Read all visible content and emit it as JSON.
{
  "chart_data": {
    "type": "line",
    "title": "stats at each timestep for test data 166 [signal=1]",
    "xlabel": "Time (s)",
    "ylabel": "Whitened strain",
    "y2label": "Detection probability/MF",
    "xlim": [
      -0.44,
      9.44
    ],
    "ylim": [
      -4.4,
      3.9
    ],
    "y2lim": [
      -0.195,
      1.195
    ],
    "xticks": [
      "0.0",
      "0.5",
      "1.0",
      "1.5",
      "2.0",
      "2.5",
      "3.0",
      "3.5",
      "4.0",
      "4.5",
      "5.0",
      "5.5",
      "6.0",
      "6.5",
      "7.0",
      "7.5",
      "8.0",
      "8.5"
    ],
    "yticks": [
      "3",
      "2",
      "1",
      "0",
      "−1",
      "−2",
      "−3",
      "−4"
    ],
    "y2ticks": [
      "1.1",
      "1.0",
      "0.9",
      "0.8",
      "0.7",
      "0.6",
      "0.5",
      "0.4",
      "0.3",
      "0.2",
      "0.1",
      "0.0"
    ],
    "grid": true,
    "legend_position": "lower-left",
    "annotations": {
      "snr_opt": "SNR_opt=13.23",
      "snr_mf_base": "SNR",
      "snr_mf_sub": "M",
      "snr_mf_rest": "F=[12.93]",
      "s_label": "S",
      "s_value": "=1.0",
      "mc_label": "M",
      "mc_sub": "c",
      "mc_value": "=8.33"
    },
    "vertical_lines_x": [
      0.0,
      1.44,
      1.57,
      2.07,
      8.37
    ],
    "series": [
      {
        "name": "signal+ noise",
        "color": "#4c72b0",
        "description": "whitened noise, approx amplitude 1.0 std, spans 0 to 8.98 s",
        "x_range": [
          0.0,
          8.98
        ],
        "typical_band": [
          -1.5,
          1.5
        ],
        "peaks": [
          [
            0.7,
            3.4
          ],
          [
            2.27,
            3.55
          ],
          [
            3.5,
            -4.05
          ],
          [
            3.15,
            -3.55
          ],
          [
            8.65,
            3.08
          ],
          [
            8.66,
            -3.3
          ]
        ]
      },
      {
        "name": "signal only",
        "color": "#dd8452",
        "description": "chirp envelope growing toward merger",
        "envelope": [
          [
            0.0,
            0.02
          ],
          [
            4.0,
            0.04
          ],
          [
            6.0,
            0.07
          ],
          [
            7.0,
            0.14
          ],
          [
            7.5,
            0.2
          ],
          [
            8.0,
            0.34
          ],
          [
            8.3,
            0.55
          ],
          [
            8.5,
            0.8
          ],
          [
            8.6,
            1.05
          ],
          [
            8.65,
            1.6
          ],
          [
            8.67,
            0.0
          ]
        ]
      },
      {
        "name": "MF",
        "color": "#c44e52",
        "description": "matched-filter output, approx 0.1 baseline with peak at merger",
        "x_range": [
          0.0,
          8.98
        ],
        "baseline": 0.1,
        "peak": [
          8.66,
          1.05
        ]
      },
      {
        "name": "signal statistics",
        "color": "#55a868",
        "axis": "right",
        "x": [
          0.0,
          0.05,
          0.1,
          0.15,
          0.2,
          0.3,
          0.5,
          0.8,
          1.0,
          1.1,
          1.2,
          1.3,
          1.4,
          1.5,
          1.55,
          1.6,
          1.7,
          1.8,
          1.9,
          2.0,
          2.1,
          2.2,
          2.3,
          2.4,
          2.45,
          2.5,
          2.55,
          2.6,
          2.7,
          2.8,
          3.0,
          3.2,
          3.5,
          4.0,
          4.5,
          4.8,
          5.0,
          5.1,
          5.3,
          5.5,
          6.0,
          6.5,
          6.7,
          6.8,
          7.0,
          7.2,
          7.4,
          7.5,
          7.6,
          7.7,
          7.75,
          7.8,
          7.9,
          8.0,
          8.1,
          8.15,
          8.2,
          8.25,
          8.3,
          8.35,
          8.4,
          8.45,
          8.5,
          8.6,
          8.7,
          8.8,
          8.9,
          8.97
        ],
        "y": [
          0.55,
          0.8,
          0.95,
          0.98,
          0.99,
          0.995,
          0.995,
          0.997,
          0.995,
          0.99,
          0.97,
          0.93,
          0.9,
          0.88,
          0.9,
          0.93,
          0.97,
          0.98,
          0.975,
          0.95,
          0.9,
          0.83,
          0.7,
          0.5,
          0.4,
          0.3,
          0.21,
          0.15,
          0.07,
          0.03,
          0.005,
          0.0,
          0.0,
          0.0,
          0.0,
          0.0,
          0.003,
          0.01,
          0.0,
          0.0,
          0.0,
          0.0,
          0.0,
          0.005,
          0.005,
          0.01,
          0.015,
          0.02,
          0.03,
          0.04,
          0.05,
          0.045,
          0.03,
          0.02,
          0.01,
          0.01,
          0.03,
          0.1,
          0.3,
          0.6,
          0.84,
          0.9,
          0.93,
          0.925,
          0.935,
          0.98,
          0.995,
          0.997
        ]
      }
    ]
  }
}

_YOUR TASK_
Using the listing above, show every line that includes the string "name".

_WRITTEN SOLUTION_
        "name": "signal+ noise",
        "name": "signal only",
        "name": "MF",
        "name": "signal statistics",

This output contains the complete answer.